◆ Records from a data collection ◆

<<<<

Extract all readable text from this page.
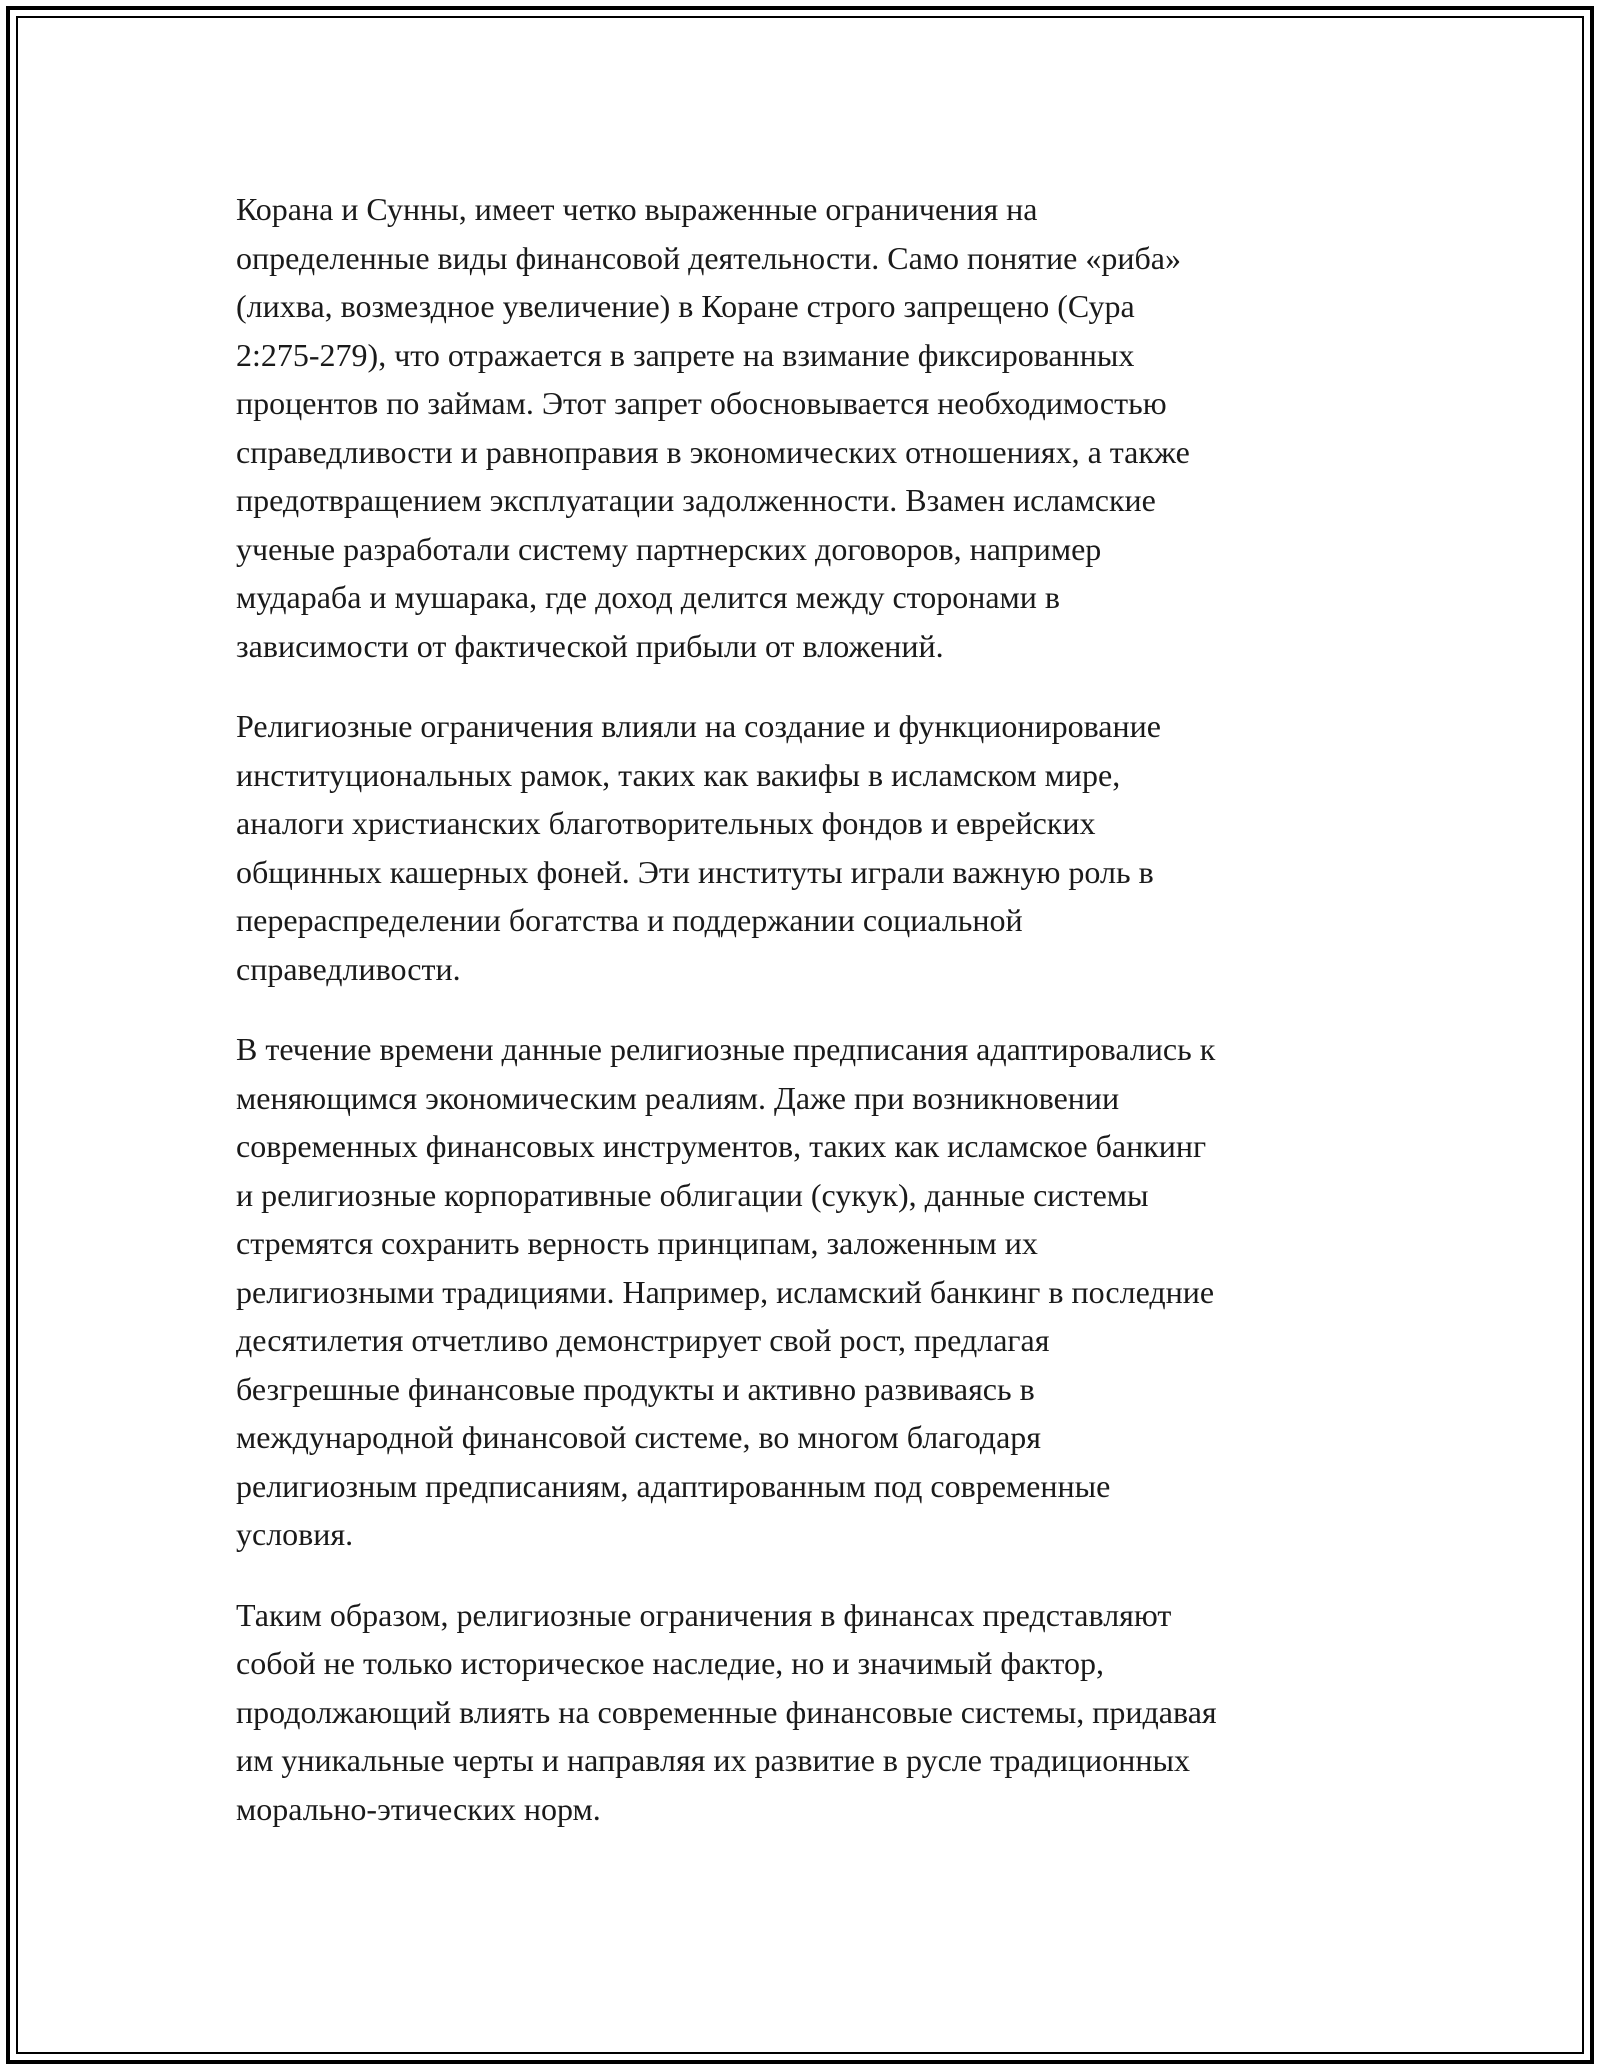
Корана и Сунны, имеет четко выраженные ограничения на
определенные виды финансовой деятельности. Само понятие «риба»
(лихва, возмездное увеличение) в Коране строго запрещено (Сура
2:275-279), что отражается в запрете на взимание фиксированных
процентов по займам. Этот запрет обосновывается необходимостью
справедливости и равноправия в экономических отношениях, а также
предотвращением эксплуатации задолженности. Взамен исламские
ученые разработали систему партнерских договоров, например
мудараба и мушарака, где доход делится между сторонами в
зависимости от фактической прибыли от вложений.

Религиозные ограничения влияли на создание и функционирование
институциональных рамок, таких как вакифы в исламском мире,
аналоги христианских благотворительных фондов и еврейских
общинных кашерных фоней. Эти институты играли важную роль в
перераспределении богатства и поддержании социальной
справедливости.

В течение времени данные религиозные предписания адаптировались к
меняющимся экономическим реалиям. Даже при возникновении
современных финансовых инструментов, таких как исламское банкинг
и религиозные корпоративные облигации (сукук), данные системы
стремятся сохранить верность принципам, заложенным их
религиозными традициями. Например, исламский банкинг в последние
десятилетия отчетливо демонстрирует свой рост, предлагая
безгрешные финансовые продукты и активно развиваясь в
международной финансовой системе, во многом благодаря
религиозным предписаниям, адаптированным под современные
условия.

Таким образом, религиозные ограничения в финансах представляют
собой не только историческое наследие, но и значимый фактор,
продолжающий влиять на современные финансовые системы, придавая
им уникальные черты и направляя их развитие в русле традиционных
морально-этических норм.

>>>>

◆ INSTRUCTIONS FOR THE TASK ◆
Repeat the listing verbatim. Skip the pictures.

◆ WRITTEN ANSWER ◆
Extract all readable text from this page.
Корана и Сунны, имеет четко выраженные ограничения на
определенные виды финансовой деятельности. Само понятие «риба»
(лихва, возмездное увеличение) в Коране строго запрещено (Сура
2:275-279), что отражается в запрете на взимание фиксированных
процентов по займам. Этот запрет обосновывается необходимостью
справедливости и равноправия в экономических отношениях, а также
предотвращением эксплуатации задолженности. Взамен исламские
ученые разработали систему партнерских договоров, например
мудараба и мушарака, где доход делится между сторонами в
зависимости от фактической прибыли от вложений.

Религиозные ограничения влияли на создание и функционирование
институциональных рамок, таких как вакифы в исламском мире,
аналоги христианских благотворительных фондов и еврейских
общинных кашерных фоней. Эти институты играли важную роль в
перераспределении богатства и поддержании социальной
справедливости.

В течение времени данные религиозные предписания адаптировались к
меняющимся экономическим реалиям. Даже при возникновении
современных финансовых инструментов, таких как исламское банкинг
и религиозные корпоративные облигации (сукук), данные системы
стремятся сохранить верность принципам, заложенным их
религиозными традициями. Например, исламский банкинг в последние
десятилетия отчетливо демонстрирует свой рост, предлагая
безгрешные финансовые продукты и активно развиваясь в
международной финансовой системе, во многом благодаря
религиозным предписаниям, адаптированным под современные
условия.

Таким образом, религиозные ограничения в финансах представляют
собой не только историческое наследие, но и значимый фактор,
продолжающий влиять на современные финансовые системы, придавая
им уникальные черты и направляя их развитие в русле традиционных
морально-этических норм.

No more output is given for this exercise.